* begin Available data *
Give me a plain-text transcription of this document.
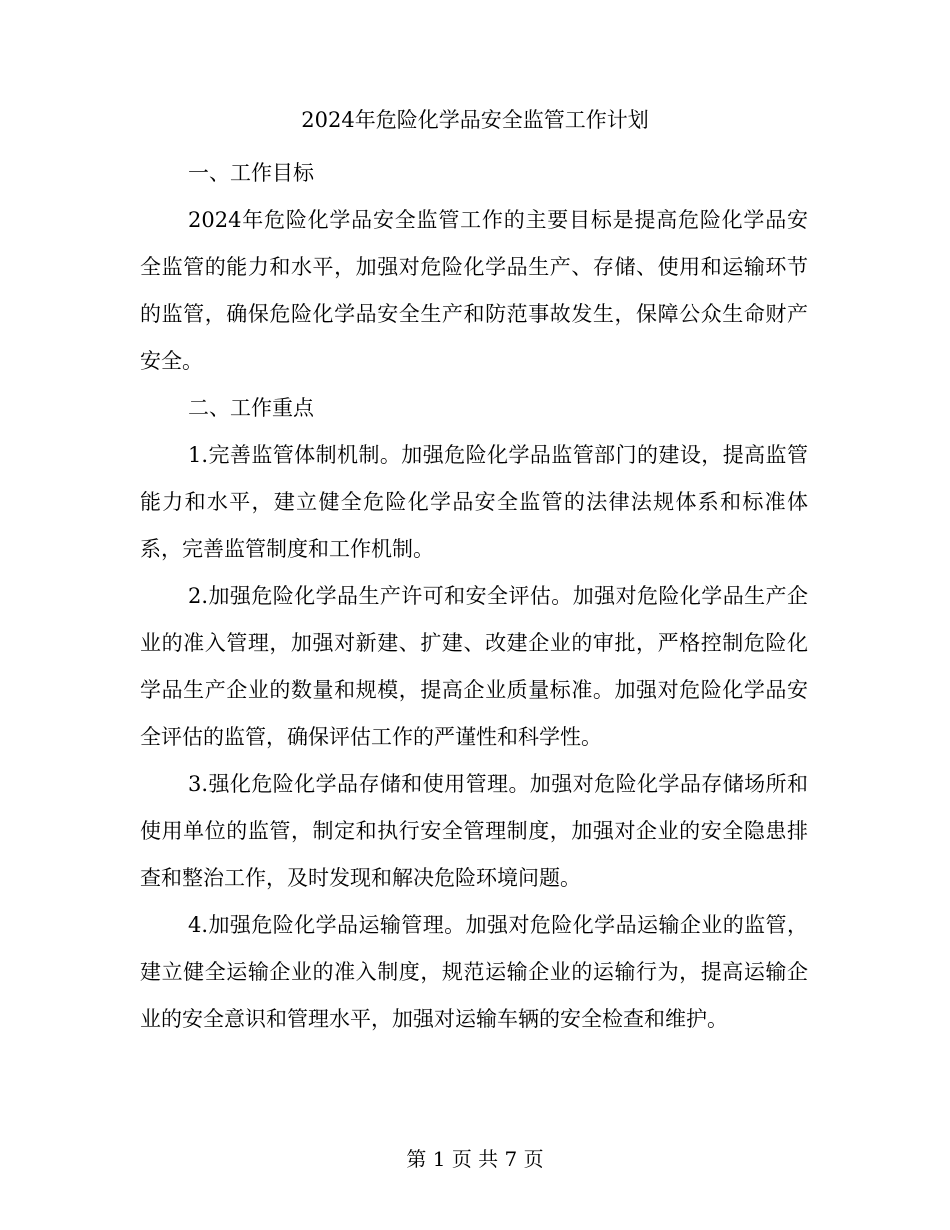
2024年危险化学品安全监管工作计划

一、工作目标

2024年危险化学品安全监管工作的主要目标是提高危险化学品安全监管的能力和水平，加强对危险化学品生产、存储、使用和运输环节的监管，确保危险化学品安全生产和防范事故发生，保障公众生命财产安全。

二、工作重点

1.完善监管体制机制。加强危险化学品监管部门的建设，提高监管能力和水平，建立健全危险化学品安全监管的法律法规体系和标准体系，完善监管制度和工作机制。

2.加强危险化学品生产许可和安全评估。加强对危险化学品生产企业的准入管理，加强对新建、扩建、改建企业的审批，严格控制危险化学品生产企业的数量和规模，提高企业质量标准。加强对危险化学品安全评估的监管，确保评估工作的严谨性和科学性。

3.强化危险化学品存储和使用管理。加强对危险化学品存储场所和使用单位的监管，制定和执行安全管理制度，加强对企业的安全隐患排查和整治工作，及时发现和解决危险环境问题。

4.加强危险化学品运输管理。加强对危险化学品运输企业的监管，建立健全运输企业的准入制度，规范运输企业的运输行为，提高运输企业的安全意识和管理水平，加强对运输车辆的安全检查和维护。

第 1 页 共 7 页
* end Available data *
## Exercise details:
Quote the entries in full. Any image among them is to be omitted from the copy.

## Correct output:
Give me a plain-text transcription of this document.
2024年危险化学品安全监管工作计划

一、工作目标

2024年危险化学品安全监管工作的主要目标是提高危险化学品安全监管的能力和水平，加强对危险化学品生产、存储、使用和运输环节的监管，确保危险化学品安全生产和防范事故发生，保障公众生命财产安全。

二、工作重点

1.完善监管体制机制。加强危险化学品监管部门的建设，提高监管能力和水平，建立健全危险化学品安全监管的法律法规体系和标准体系，完善监管制度和工作机制。

2.加强危险化学品生产许可和安全评估。加强对危险化学品生产企业的准入管理，加强对新建、扩建、改建企业的审批，严格控制危险化学品生产企业的数量和规模，提高企业质量标准。加强对危险化学品安全评估的监管，确保评估工作的严谨性和科学性。

3.强化危险化学品存储和使用管理。加强对危险化学品存储场所和使用单位的监管，制定和执行安全管理制度，加强对企业的安全隐患排查和整治工作，及时发现和解决危险环境问题。

4.加强危险化学品运输管理。加强对危险化学品运输企业的监管，建立健全运输企业的准入制度，规范运输企业的运输行为，提高运输企业的安全意识和管理水平，加强对运输车辆的安全检查和维护。

第 1 页 共 7 页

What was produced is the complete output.